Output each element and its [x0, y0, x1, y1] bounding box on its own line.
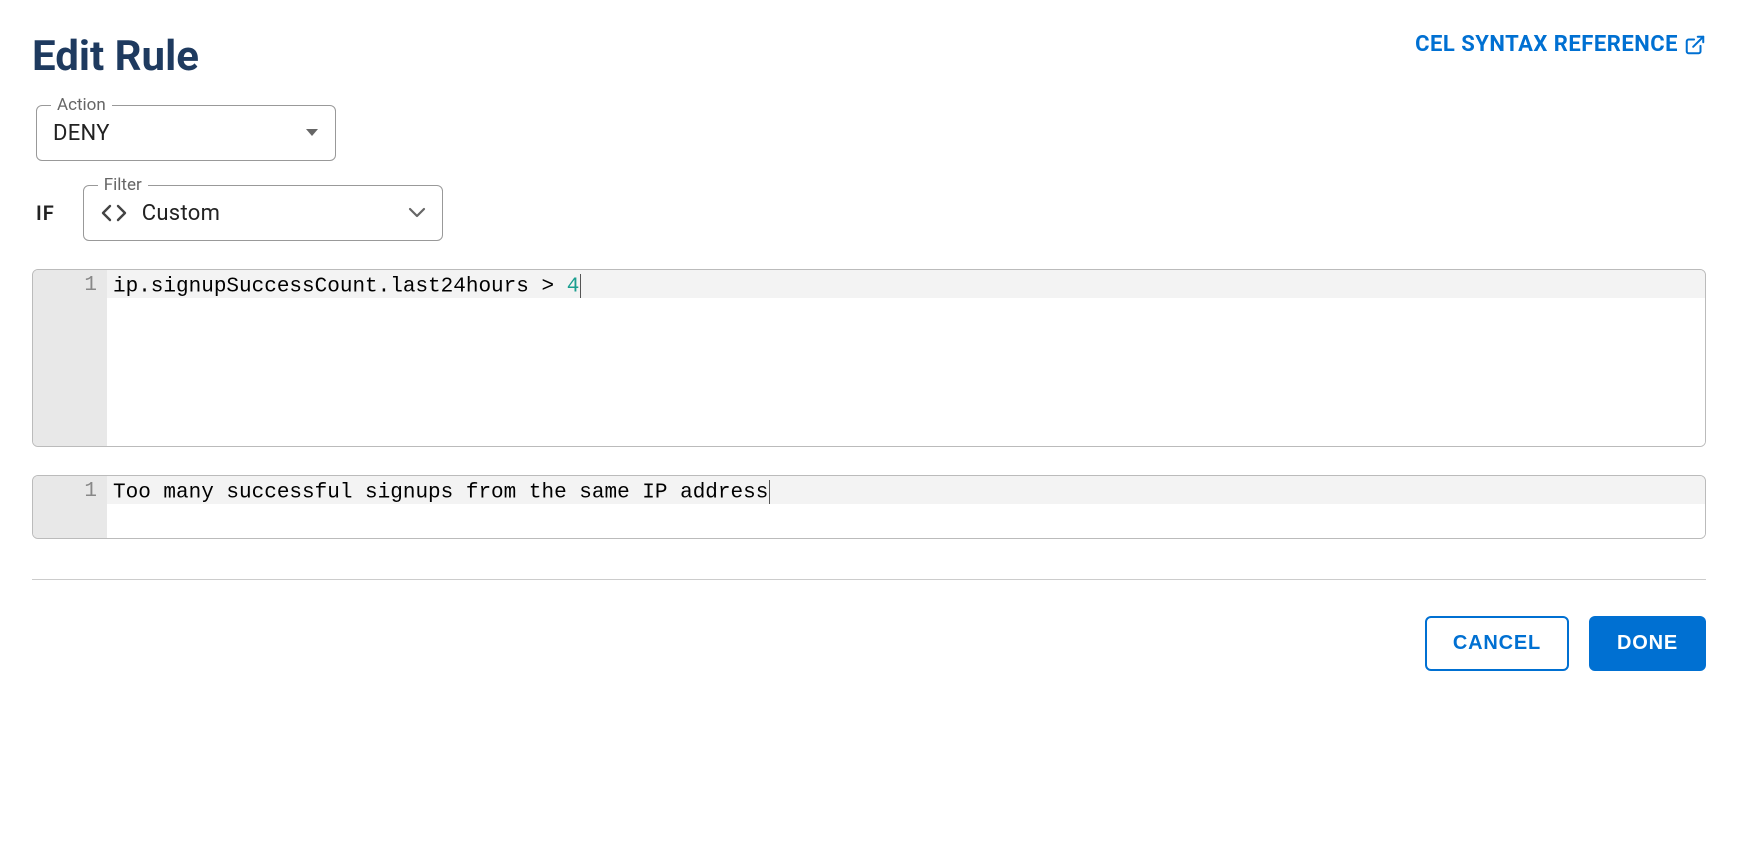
filter-value: Custom: [142, 201, 408, 226]
code-area[interactable]: Too many successful signups from the sam…: [107, 476, 1705, 538]
external-link-icon: [1684, 34, 1706, 56]
message-text: Too many successful signups from the sam…: [113, 482, 768, 505]
line-number: 1: [33, 480, 97, 503]
editor-gutter: 1: [33, 476, 107, 538]
code-area[interactable]: ip.signupSuccessCount.last24hours > 4: [107, 270, 1705, 446]
editor-blank-area: [107, 298, 1705, 446]
done-button[interactable]: DONE: [1589, 616, 1706, 671]
filter-select[interactable]: Filter Custom: [83, 185, 443, 241]
page-title: Edit Rule: [32, 32, 199, 81]
text-cursor: [769, 480, 770, 504]
if-label: IF: [36, 201, 55, 225]
code-icon: [100, 203, 128, 223]
caret-down-icon: [305, 128, 319, 138]
expression-editor[interactable]: 1 ip.signupSuccessCount.last24hours > 4: [32, 269, 1706, 447]
cancel-button[interactable]: CANCEL: [1425, 616, 1569, 671]
cel-syntax-reference-label: CEL SYNTAX REFERENCE: [1415, 32, 1678, 57]
filter-label: Filter: [98, 175, 148, 195]
message-editor[interactable]: 1 Too many successful signups from the s…: [32, 475, 1706, 539]
divider: [32, 579, 1706, 580]
action-label: Action: [51, 95, 112, 115]
chevron-down-icon: [408, 207, 426, 219]
editor-gutter: 1: [33, 270, 107, 446]
text-cursor: [580, 274, 581, 298]
editor-blank-area: [107, 504, 1705, 538]
cel-syntax-reference-link[interactable]: CEL SYNTAX REFERENCE: [1415, 32, 1706, 57]
action-value: DENY: [53, 121, 305, 146]
code-text: ip.signupSuccessCount.last24hours >: [113, 276, 567, 299]
code-number: 4: [567, 276, 580, 299]
action-select[interactable]: Action DENY: [36, 105, 336, 161]
line-number: 1: [33, 274, 97, 297]
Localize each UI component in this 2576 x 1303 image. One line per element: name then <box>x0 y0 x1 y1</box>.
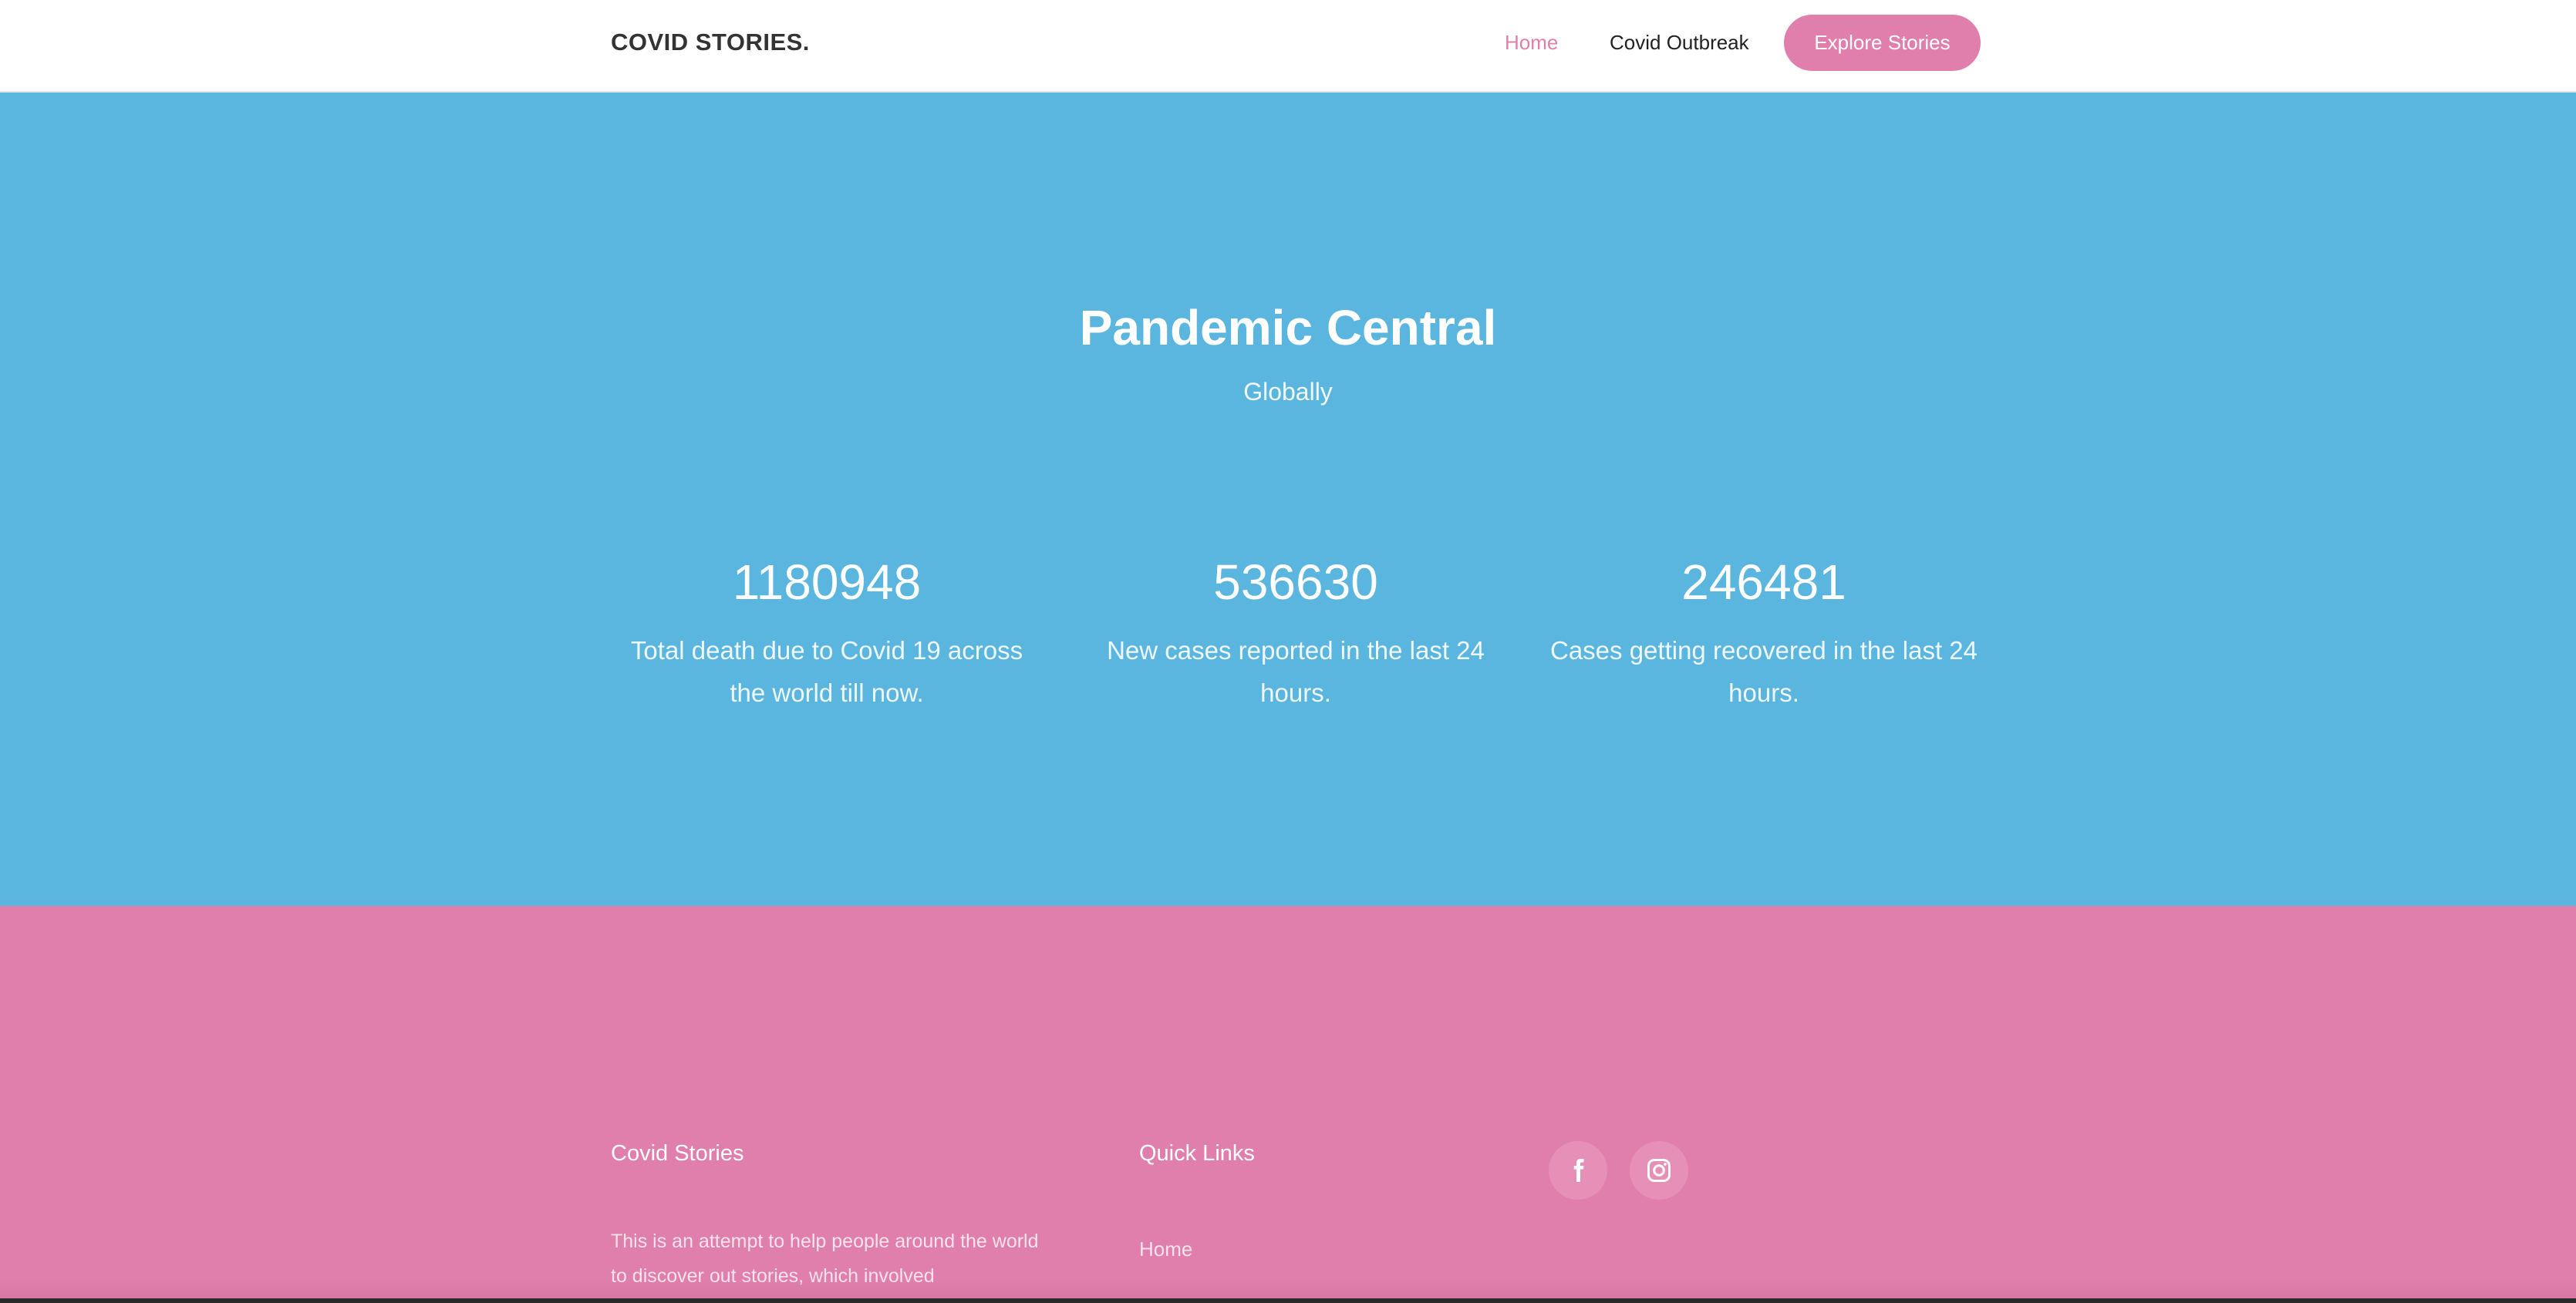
nav-link-covid-outbreak[interactable]: Covid Outbreak <box>1610 0 1749 85</box>
footer-link-home[interactable]: Home <box>1139 1237 1192 1261</box>
navbar: COVID STORIES. Home Covid Outbreak Explo… <box>0 0 2576 93</box>
stat-recovered: 246481 Cases getting recovered in the la… <box>1548 547 1980 714</box>
stat-total-deaths: 1180948 Total death due to Covid 19 acro… <box>611 547 1043 714</box>
stat-new-cases: 536630 New cases reported in the last 24… <box>1080 547 1512 714</box>
footer-quick-links-heading: Quick Links <box>1139 1141 1255 1166</box>
nav-link-home[interactable]: Home <box>1505 0 1558 85</box>
brand-logo[interactable]: COVID STORIES. <box>611 0 810 85</box>
instagram-button[interactable] <box>1630 1141 1688 1200</box>
stat-description: Total death due to Covid 19 across the w… <box>630 636 1023 707</box>
facebook-button[interactable] <box>1549 1141 1607 1200</box>
facebook-icon <box>1573 1159 1584 1182</box>
hero-title: Pandemic Central <box>1079 300 1497 355</box>
hero-section: Pandemic Central Globally 1180948 Total … <box>0 93 2576 906</box>
explore-stories-button[interactable]: Explore Stories <box>1784 15 1981 71</box>
hero-subtitle: Globally <box>1243 378 1333 406</box>
footer-about-heading: Covid Stories <box>611 1141 744 1166</box>
stat-value: 1180948 <box>732 554 922 610</box>
window-bottom-edge <box>0 1298 2576 1303</box>
stat-value: 246481 <box>1681 554 1846 610</box>
stat-description: New cases reported in the last 24 hours. <box>1107 636 1485 707</box>
footer: Covid Stories This is an attempt to help… <box>0 906 2576 1303</box>
instagram-icon <box>1647 1159 1671 1182</box>
stat-value: 536630 <box>1213 554 1378 610</box>
stat-description: Cases getting recovered in the last 24 h… <box>1550 636 1978 707</box>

◆ ◆ ◆ ◆

■ WHAT YOU WILL DO: Please copy every line of the items above verbatim, leaving out the pictures.

■ WRITTEN SOLUTION:
Output each element and its [x0, y0, x1, y1] bounding box on its own line.
filter-value: Custom: [142, 201, 408, 226]
code-area[interactable]: Too many successful signups from the sam…: [107, 476, 1705, 538]
external-link-icon: [1684, 34, 1706, 56]
message-text: Too many successful signups from the sam…: [113, 482, 768, 505]
line-number: 1: [33, 480, 97, 503]
editor-gutter: 1: [33, 476, 107, 538]
code-area[interactable]: ip.signupSuccessCount.last24hours > 4: [107, 270, 1705, 446]
editor-blank-area: [107, 298, 1705, 446]
done-button[interactable]: DONE: [1589, 616, 1706, 671]
filter-select[interactable]: Filter Custom: [83, 185, 443, 241]
page-title: Edit Rule: [32, 32, 199, 81]
text-cursor: [769, 480, 770, 504]
if-label: IF: [36, 201, 55, 225]
code-icon: [100, 203, 128, 223]
caret-down-icon: [305, 128, 319, 138]
expression-editor[interactable]: 1 ip.signupSuccessCount.last24hours > 4: [32, 269, 1706, 447]
cancel-button[interactable]: CANCEL: [1425, 616, 1569, 671]
cel-syntax-reference-label: CEL SYNTAX REFERENCE: [1415, 32, 1678, 57]
filter-label: Filter: [98, 175, 148, 195]
message-editor[interactable]: 1 Too many successful signups from the s…: [32, 475, 1706, 539]
divider: [32, 579, 1706, 580]
action-label: Action: [51, 95, 112, 115]
chevron-down-icon: [408, 207, 426, 219]
editor-gutter: 1: [33, 270, 107, 446]
text-cursor: [580, 274, 581, 298]
editor-blank-area: [107, 504, 1705, 538]
cel-syntax-reference-link[interactable]: CEL SYNTAX REFERENCE: [1415, 32, 1706, 57]
action-value: DENY: [53, 121, 305, 146]
code-text: ip.signupSuccessCount.last24hours >: [113, 276, 567, 299]
code-number: 4: [567, 276, 580, 299]
action-select[interactable]: Action DENY: [36, 105, 336, 161]
line-number: 1: [33, 274, 97, 297]
Localize each UI component in this 2576 x 1303 image. One line per element: name then <box>x0 y0 x1 y1</box>.
nav-link-covid-outbreak[interactable]: Covid Outbreak <box>1610 0 1749 85</box>
footer-link-home[interactable]: Home <box>1139 1237 1192 1261</box>
navbar: COVID STORIES. Home Covid Outbreak Explo… <box>0 0 2576 93</box>
stat-recovered: 246481 Cases getting recovered in the la… <box>1548 547 1980 714</box>
stat-total-deaths: 1180948 Total death due to Covid 19 acro… <box>611 547 1043 714</box>
stat-new-cases: 536630 New cases reported in the last 24… <box>1080 547 1512 714</box>
footer-quick-links-heading: Quick Links <box>1139 1141 1255 1166</box>
nav-link-home[interactable]: Home <box>1505 0 1558 85</box>
brand-logo[interactable]: COVID STORIES. <box>611 0 810 85</box>
instagram-button[interactable] <box>1630 1141 1688 1200</box>
stat-description: Total death due to Covid 19 across the w… <box>630 636 1023 707</box>
facebook-button[interactable] <box>1549 1141 1607 1200</box>
facebook-icon <box>1573 1159 1584 1182</box>
hero-title: Pandemic Central <box>1079 300 1497 355</box>
hero-section: Pandemic Central Globally 1180948 Total … <box>0 93 2576 906</box>
explore-stories-button[interactable]: Explore Stories <box>1784 15 1981 71</box>
hero-subtitle: Globally <box>1243 378 1333 406</box>
footer-about-heading: Covid Stories <box>611 1141 744 1166</box>
stat-value: 1180948 <box>732 554 922 610</box>
window-bottom-edge <box>0 1298 2576 1303</box>
stat-value: 246481 <box>1681 554 1846 610</box>
stat-description: New cases reported in the last 24 hours. <box>1107 636 1485 707</box>
footer: Covid Stories This is an attempt to help… <box>0 906 2576 1303</box>
instagram-icon <box>1647 1159 1671 1182</box>
stat-value: 536630 <box>1213 554 1378 610</box>
stat-description: Cases getting recovered in the last 24 h… <box>1550 636 1978 707</box>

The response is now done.